(Structured figure records)
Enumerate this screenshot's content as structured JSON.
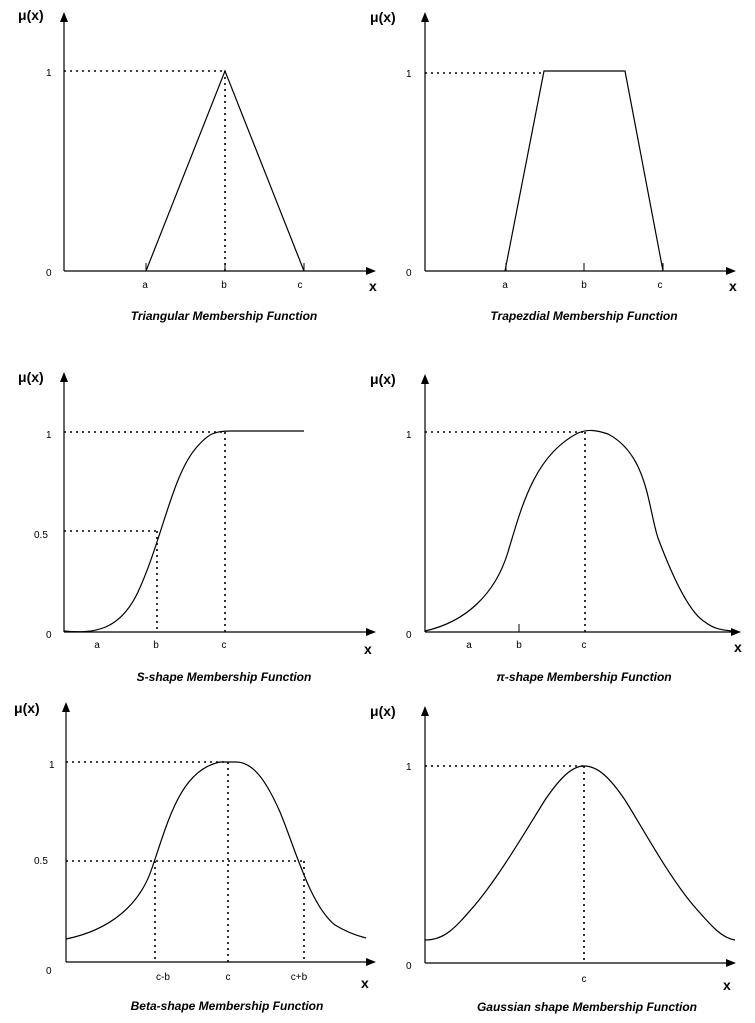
{
  "panels": [
    {
      "id": "triangular",
      "title": "Triangular Membership Function",
      "y_axis_label": "μ(x)",
      "x_axis_label": "x",
      "y_ticks": [
        {
          "value": 0,
          "label": "0"
        },
        {
          "value": 1,
          "label": "1"
        }
      ],
      "x_ticks": [
        "a",
        "b",
        "c"
      ]
    },
    {
      "id": "trapezoidal",
      "title": "Trapezdial Membership Function",
      "y_axis_label": "μ(x)",
      "x_axis_label": "x",
      "y_ticks": [
        {
          "value": 0,
          "label": "0"
        },
        {
          "value": 1,
          "label": "1"
        }
      ],
      "x_ticks": [
        "a",
        "b",
        "c"
      ]
    },
    {
      "id": "s-shape",
      "title": "S-shape Membership Function",
      "y_axis_label": "μ(x)",
      "x_axis_label": "x",
      "y_ticks": [
        {
          "value": 0,
          "label": "0"
        },
        {
          "value": 0.5,
          "label": "0.5"
        },
        {
          "value": 1,
          "label": "1"
        }
      ],
      "x_ticks": [
        "a",
        "b",
        "c"
      ]
    },
    {
      "id": "pi-shape",
      "title": "π-shape Membership Function",
      "y_axis_label": "μ(x)",
      "x_axis_label": "x",
      "y_ticks": [
        {
          "value": 0,
          "label": "0"
        },
        {
          "value": 1,
          "label": "1"
        }
      ],
      "x_ticks": [
        "a",
        "b",
        "c"
      ]
    },
    {
      "id": "beta-shape",
      "title": "Beta-shape Membership Function",
      "y_axis_label": "μ(x)",
      "x_axis_label": "x",
      "y_ticks": [
        {
          "value": 0,
          "label": "0"
        },
        {
          "value": 0.5,
          "label": "0.5"
        },
        {
          "value": 1,
          "label": "1"
        }
      ],
      "x_ticks": [
        "c-b",
        "c",
        "c+b"
      ]
    },
    {
      "id": "gaussian",
      "title": "Gaussian shape Membership Function",
      "y_axis_label": "μ(x)",
      "x_axis_label": "x",
      "y_ticks": [
        {
          "value": 0,
          "label": "0"
        },
        {
          "value": 1,
          "label": "1"
        }
      ],
      "x_ticks": [
        "c"
      ]
    }
  ]
}
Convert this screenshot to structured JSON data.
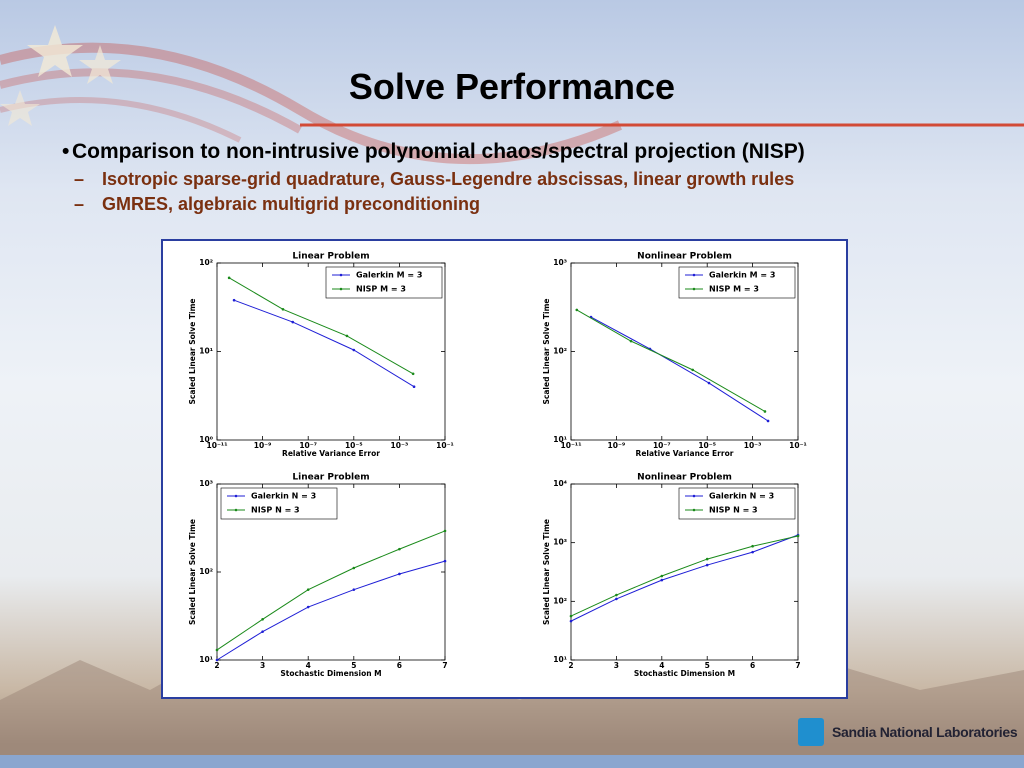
{
  "slide": {
    "title": "Solve Performance",
    "bullets": [
      {
        "text": "Comparison to non-intrusive polynomial chaos/spectral projection (NISP)",
        "subbullets": [
          "Isotropic sparse-grid quadrature, Gauss-Legendre abscissas, linear growth rules",
          "GMRES, algebraic multigrid preconditioning"
        ]
      }
    ],
    "logo": "Sandia National Laboratories"
  },
  "chart_data": [
    {
      "type": "line",
      "title": "Linear Problem",
      "x_label": "Relative Variance Error",
      "y_label": "Scaled Linear Solve Time",
      "xscale": "log",
      "yscale": "log",
      "legend": "upper right",
      "xlim": [
        1e-11,
        0.1
      ],
      "ylim": [
        1,
        100
      ],
      "xticks": [
        {
          "value": 1e-11,
          "label": "10⁻¹¹"
        },
        {
          "value": 1e-09,
          "label": "10⁻⁹"
        },
        {
          "value": 1e-07,
          "label": "10⁻⁷"
        },
        {
          "value": 1e-05,
          "label": "10⁻⁵"
        },
        {
          "value": 0.001,
          "label": "10⁻³"
        },
        {
          "value": 0.1,
          "label": "10⁻¹"
        }
      ],
      "yticks": [
        {
          "value": 1,
          "label": "10⁰"
        },
        {
          "value": 10,
          "label": "10¹"
        },
        {
          "value": 100,
          "label": "10²"
        }
      ],
      "series": [
        {
          "name": "Galerkin M = 3",
          "color": "#1f1fd6",
          "x": [
            5.6e-11,
            2.1e-08,
            1e-05,
            0.0044
          ],
          "values": [
            38,
            21.5,
            10.4,
            4.0
          ]
        },
        {
          "name": "NISP M = 3",
          "color": "#1a8a1a",
          "x": [
            3.4e-11,
            7.8e-09,
            5e-06,
            0.004
          ],
          "values": [
            68,
            30,
            15,
            5.6
          ]
        }
      ]
    },
    {
      "type": "line",
      "title": "Nonlinear Problem",
      "x_label": "Relative Variance Error",
      "y_label": "Scaled Linear Solve Time",
      "xscale": "log",
      "yscale": "log",
      "legend": "upper right",
      "xlim": [
        1e-11,
        0.1
      ],
      "ylim": [
        10,
        1000
      ],
      "xticks": [
        {
          "value": 1e-11,
          "label": "10⁻¹¹"
        },
        {
          "value": 1e-09,
          "label": "10⁻⁹"
        },
        {
          "value": 1e-07,
          "label": "10⁻⁷"
        },
        {
          "value": 1e-05,
          "label": "10⁻⁵"
        },
        {
          "value": 0.001,
          "label": "10⁻³"
        },
        {
          "value": 0.1,
          "label": "10⁻¹"
        }
      ],
      "yticks": [
        {
          "value": 10,
          "label": "10¹"
        },
        {
          "value": 100,
          "label": "10²"
        },
        {
          "value": 1000,
          "label": "10³"
        }
      ],
      "series": [
        {
          "name": "Galerkin M = 3",
          "color": "#1f1fd6",
          "x": [
            7.6e-11,
            3e-08,
            1.2e-05,
            0.0048
          ],
          "values": [
            245,
            107,
            44,
            16.4
          ]
        },
        {
          "name": "NISP M = 3",
          "color": "#1a8a1a",
          "x": [
            1.8e-11,
            4.4e-09,
            2.3e-06,
            0.0035
          ],
          "values": [
            295,
            131,
            62,
            21
          ]
        }
      ]
    },
    {
      "type": "line",
      "title": "Linear Problem",
      "x_label": "Stochastic Dimension M",
      "y_label": "Scaled Linear Solve Time",
      "xscale": "linear",
      "yscale": "log",
      "legend": "upper left",
      "x": [
        2,
        3,
        4,
        5,
        6,
        7
      ],
      "xlim": [
        2,
        7
      ],
      "ylim": [
        10,
        1000
      ],
      "xticks": [
        2,
        3,
        4,
        5,
        6,
        7
      ],
      "yticks": [
        {
          "value": 10,
          "label": "10¹"
        },
        {
          "value": 100,
          "label": "10²"
        },
        {
          "value": 1000,
          "label": "10³"
        }
      ],
      "series": [
        {
          "name": "Galerkin N = 3",
          "color": "#1f1fd6",
          "values": [
            10,
            21,
            40,
            63,
            95,
            133
          ]
        },
        {
          "name": "NISP N = 3",
          "color": "#1a8a1a",
          "values": [
            13,
            29,
            63,
            111,
            182,
            293
          ]
        }
      ]
    },
    {
      "type": "line",
      "title": "Nonlinear Problem",
      "x_label": "Stochastic Dimension M",
      "y_label": "Scaled Linear Solve Time",
      "xscale": "linear",
      "yscale": "log",
      "legend": "upper right",
      "x": [
        2,
        3,
        4,
        5,
        6,
        7
      ],
      "xlim": [
        2,
        7
      ],
      "ylim": [
        10,
        10000
      ],
      "xticks": [
        2,
        3,
        4,
        5,
        6,
        7
      ],
      "yticks": [
        {
          "value": 10,
          "label": "10¹"
        },
        {
          "value": 100,
          "label": "10²"
        },
        {
          "value": 1000,
          "label": "10³"
        },
        {
          "value": 10000,
          "label": "10⁴"
        }
      ],
      "series": [
        {
          "name": "Galerkin N = 3",
          "color": "#1f1fd6",
          "values": [
            46,
            110,
            230,
            415,
            690,
            1350
          ]
        },
        {
          "name": "NISP N = 3",
          "color": "#1a8a1a",
          "values": [
            56,
            128,
            270,
            525,
            870,
            1300
          ]
        }
      ]
    }
  ]
}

■ Set problem ■
Transcribe the full listing above exactly, with the images removed.

■ Task answer ■
Enumerate this screenshot's content as structured JSON.
{
  "panels": [
    {
      "id": "triangular",
      "title": "Triangular Membership Function",
      "y_axis_label": "μ(x)",
      "x_axis_label": "x",
      "y_ticks": [
        {
          "value": 0,
          "label": "0"
        },
        {
          "value": 1,
          "label": "1"
        }
      ],
      "x_ticks": [
        "a",
        "b",
        "c"
      ]
    },
    {
      "id": "trapezoidal",
      "title": "Trapezdial Membership Function",
      "y_axis_label": "μ(x)",
      "x_axis_label": "x",
      "y_ticks": [
        {
          "value": 0,
          "label": "0"
        },
        {
          "value": 1,
          "label": "1"
        }
      ],
      "x_ticks": [
        "a",
        "b",
        "c"
      ]
    },
    {
      "id": "s-shape",
      "title": "S-shape Membership Function",
      "y_axis_label": "μ(x)",
      "x_axis_label": "x",
      "y_ticks": [
        {
          "value": 0,
          "label": "0"
        },
        {
          "value": 0.5,
          "label": "0.5"
        },
        {
          "value": 1,
          "label": "1"
        }
      ],
      "x_ticks": [
        "a",
        "b",
        "c"
      ]
    },
    {
      "id": "pi-shape",
      "title": "π-shape Membership Function",
      "y_axis_label": "μ(x)",
      "x_axis_label": "x",
      "y_ticks": [
        {
          "value": 0,
          "label": "0"
        },
        {
          "value": 1,
          "label": "1"
        }
      ],
      "x_ticks": [
        "a",
        "b",
        "c"
      ]
    },
    {
      "id": "beta-shape",
      "title": "Beta-shape Membership Function",
      "y_axis_label": "μ(x)",
      "x_axis_label": "x",
      "y_ticks": [
        {
          "value": 0,
          "label": "0"
        },
        {
          "value": 0.5,
          "label": "0.5"
        },
        {
          "value": 1,
          "label": "1"
        }
      ],
      "x_ticks": [
        "c-b",
        "c",
        "c+b"
      ]
    },
    {
      "id": "gaussian",
      "title": "Gaussian shape Membership Function",
      "y_axis_label": "μ(x)",
      "x_axis_label": "x",
      "y_ticks": [
        {
          "value": 0,
          "label": "0"
        },
        {
          "value": 1,
          "label": "1"
        }
      ],
      "x_ticks": [
        "c"
      ]
    }
  ]
}
Convert this screenshot to structured JSON data.
{
  "slide": {
    "title": "Solve Performance",
    "bullets": [
      {
        "text": "Comparison to non-intrusive polynomial chaos/spectral projection (NISP)",
        "subbullets": [
          "Isotropic sparse-grid quadrature, Gauss-Legendre abscissas, linear growth rules",
          "GMRES, algebraic multigrid preconditioning"
        ]
      }
    ],
    "logo": "Sandia National Laboratories"
  },
  "chart_data": [
    {
      "type": "line",
      "title": "Linear Problem",
      "x_label": "Relative Variance Error",
      "y_label": "Scaled Linear Solve Time",
      "xscale": "log",
      "yscale": "log",
      "legend": "upper right",
      "xlim": [
        1e-11,
        0.1
      ],
      "ylim": [
        1,
        100
      ],
      "xticks": [
        {
          "value": 1e-11,
          "label": "10⁻¹¹"
        },
        {
          "value": 1e-09,
          "label": "10⁻⁹"
        },
        {
          "value": 1e-07,
          "label": "10⁻⁷"
        },
        {
          "value": 1e-05,
          "label": "10⁻⁵"
        },
        {
          "value": 0.001,
          "label": "10⁻³"
        },
        {
          "value": 0.1,
          "label": "10⁻¹"
        }
      ],
      "yticks": [
        {
          "value": 1,
          "label": "10⁰"
        },
        {
          "value": 10,
          "label": "10¹"
        },
        {
          "value": 100,
          "label": "10²"
        }
      ],
      "series": [
        {
          "name": "Galerkin M = 3",
          "color": "#1f1fd6",
          "x": [
            5.6e-11,
            2.1e-08,
            1e-05,
            0.0044
          ],
          "values": [
            38,
            21.5,
            10.4,
            4.0
          ]
        },
        {
          "name": "NISP M = 3",
          "color": "#1a8a1a",
          "x": [
            3.4e-11,
            7.8e-09,
            5e-06,
            0.004
          ],
          "values": [
            68,
            30,
            15,
            5.6
          ]
        }
      ]
    },
    {
      "type": "line",
      "title": "Nonlinear Problem",
      "x_label": "Relative Variance Error",
      "y_label": "Scaled Linear Solve Time",
      "xscale": "log",
      "yscale": "log",
      "legend": "upper right",
      "xlim": [
        1e-11,
        0.1
      ],
      "ylim": [
        10,
        1000
      ],
      "xticks": [
        {
          "value": 1e-11,
          "label": "10⁻¹¹"
        },
        {
          "value": 1e-09,
          "label": "10⁻⁹"
        },
        {
          "value": 1e-07,
          "label": "10⁻⁷"
        },
        {
          "value": 1e-05,
          "label": "10⁻⁵"
        },
        {
          "value": 0.001,
          "label": "10⁻³"
        },
        {
          "value": 0.1,
          "label": "10⁻¹"
        }
      ],
      "yticks": [
        {
          "value": 10,
          "label": "10¹"
        },
        {
          "value": 100,
          "label": "10²"
        },
        {
          "value": 1000,
          "label": "10³"
        }
      ],
      "series": [
        {
          "name": "Galerkin M = 3",
          "color": "#1f1fd6",
          "x": [
            7.6e-11,
            3e-08,
            1.2e-05,
            0.0048
          ],
          "values": [
            245,
            107,
            44,
            16.4
          ]
        },
        {
          "name": "NISP M = 3",
          "color": "#1a8a1a",
          "x": [
            1.8e-11,
            4.4e-09,
            2.3e-06,
            0.0035
          ],
          "values": [
            295,
            131,
            62,
            21
          ]
        }
      ]
    },
    {
      "type": "line",
      "title": "Linear Problem",
      "x_label": "Stochastic Dimension M",
      "y_label": "Scaled Linear Solve Time",
      "xscale": "linear",
      "yscale": "log",
      "legend": "upper left",
      "x": [
        2,
        3,
        4,
        5,
        6,
        7
      ],
      "xlim": [
        2,
        7
      ],
      "ylim": [
        10,
        1000
      ],
      "xticks": [
        2,
        3,
        4,
        5,
        6,
        7
      ],
      "yticks": [
        {
          "value": 10,
          "label": "10¹"
        },
        {
          "value": 100,
          "label": "10²"
        },
        {
          "value": 1000,
          "label": "10³"
        }
      ],
      "series": [
        {
          "name": "Galerkin N = 3",
          "color": "#1f1fd6",
          "values": [
            10,
            21,
            40,
            63,
            95,
            133
          ]
        },
        {
          "name": "NISP N = 3",
          "color": "#1a8a1a",
          "values": [
            13,
            29,
            63,
            111,
            182,
            293
          ]
        }
      ]
    },
    {
      "type": "line",
      "title": "Nonlinear Problem",
      "x_label": "Stochastic Dimension M",
      "y_label": "Scaled Linear Solve Time",
      "xscale": "linear",
      "yscale": "log",
      "legend": "upper right",
      "x": [
        2,
        3,
        4,
        5,
        6,
        7
      ],
      "xlim": [
        2,
        7
      ],
      "ylim": [
        10,
        10000
      ],
      "xticks": [
        2,
        3,
        4,
        5,
        6,
        7
      ],
      "yticks": [
        {
          "value": 10,
          "label": "10¹"
        },
        {
          "value": 100,
          "label": "10²"
        },
        {
          "value": 1000,
          "label": "10³"
        },
        {
          "value": 10000,
          "label": "10⁴"
        }
      ],
      "series": [
        {
          "name": "Galerkin N = 3",
          "color": "#1f1fd6",
          "values": [
            46,
            110,
            230,
            415,
            690,
            1350
          ]
        },
        {
          "name": "NISP N = 3",
          "color": "#1a8a1a",
          "values": [
            56,
            128,
            270,
            525,
            870,
            1300
          ]
        }
      ]
    }
  ]
}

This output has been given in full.